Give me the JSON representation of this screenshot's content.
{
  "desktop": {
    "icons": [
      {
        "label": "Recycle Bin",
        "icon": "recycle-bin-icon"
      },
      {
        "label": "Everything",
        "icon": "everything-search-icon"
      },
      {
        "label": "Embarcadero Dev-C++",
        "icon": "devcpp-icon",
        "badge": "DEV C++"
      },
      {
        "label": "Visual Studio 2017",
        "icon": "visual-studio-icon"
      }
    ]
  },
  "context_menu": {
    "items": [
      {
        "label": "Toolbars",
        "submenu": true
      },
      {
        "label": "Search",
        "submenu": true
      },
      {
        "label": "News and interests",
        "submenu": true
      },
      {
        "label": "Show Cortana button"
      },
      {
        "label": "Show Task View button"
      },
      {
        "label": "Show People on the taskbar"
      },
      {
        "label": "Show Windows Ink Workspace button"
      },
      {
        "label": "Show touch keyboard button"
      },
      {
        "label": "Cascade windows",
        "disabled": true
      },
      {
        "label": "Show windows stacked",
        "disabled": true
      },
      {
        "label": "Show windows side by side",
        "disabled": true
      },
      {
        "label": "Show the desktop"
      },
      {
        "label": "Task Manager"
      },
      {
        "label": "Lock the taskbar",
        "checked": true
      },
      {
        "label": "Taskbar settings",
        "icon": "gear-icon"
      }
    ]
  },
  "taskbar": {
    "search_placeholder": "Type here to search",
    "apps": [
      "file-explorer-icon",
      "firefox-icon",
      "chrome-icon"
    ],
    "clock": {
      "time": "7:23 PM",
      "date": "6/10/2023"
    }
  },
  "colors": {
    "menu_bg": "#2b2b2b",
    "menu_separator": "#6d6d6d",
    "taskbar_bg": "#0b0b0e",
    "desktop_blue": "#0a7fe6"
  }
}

* **Problem to work on**
Every entry in the listing must be retyped exactly.

* **Exercise solution**
Give me the JSON representation of this screenshot's content.
{
  "desktop": {
    "icons": [
      {
        "label": "Recycle Bin",
        "icon": "recycle-bin-icon"
      },
      {
        "label": "Everything",
        "icon": "everything-search-icon"
      },
      {
        "label": "Embarcadero Dev-C++",
        "icon": "devcpp-icon",
        "badge": "DEV C++"
      },
      {
        "label": "Visual Studio 2017",
        "icon": "visual-studio-icon"
      }
    ]
  },
  "context_menu": {
    "items": [
      {
        "label": "Toolbars",
        "submenu": true
      },
      {
        "label": "Search",
        "submenu": true
      },
      {
        "label": "News and interests",
        "submenu": true
      },
      {
        "label": "Show Cortana button"
      },
      {
        "label": "Show Task View button"
      },
      {
        "label": "Show People on the taskbar"
      },
      {
        "label": "Show Windows Ink Workspace button"
      },
      {
        "label": "Show touch keyboard button"
      },
      {
        "label": "Cascade windows",
        "disabled": true
      },
      {
        "label": "Show windows stacked",
        "disabled": true
      },
      {
        "label": "Show windows side by side",
        "disabled": true
      },
      {
        "label": "Show the desktop"
      },
      {
        "label": "Task Manager"
      },
      {
        "label": "Lock the taskbar",
        "checked": true
      },
      {
        "label": "Taskbar settings",
        "icon": "gear-icon"
      }
    ]
  },
  "taskbar": {
    "search_placeholder": "Type here to search",
    "apps": [
      "file-explorer-icon",
      "firefox-icon",
      "chrome-icon"
    ],
    "clock": {
      "time": "7:23 PM",
      "date": "6/10/2023"
    }
  },
  "colors": {
    "menu_bg": "#2b2b2b",
    "menu_separator": "#6d6d6d",
    "taskbar_bg": "#0b0b0e",
    "desktop_blue": "#0a7fe6"
  }
}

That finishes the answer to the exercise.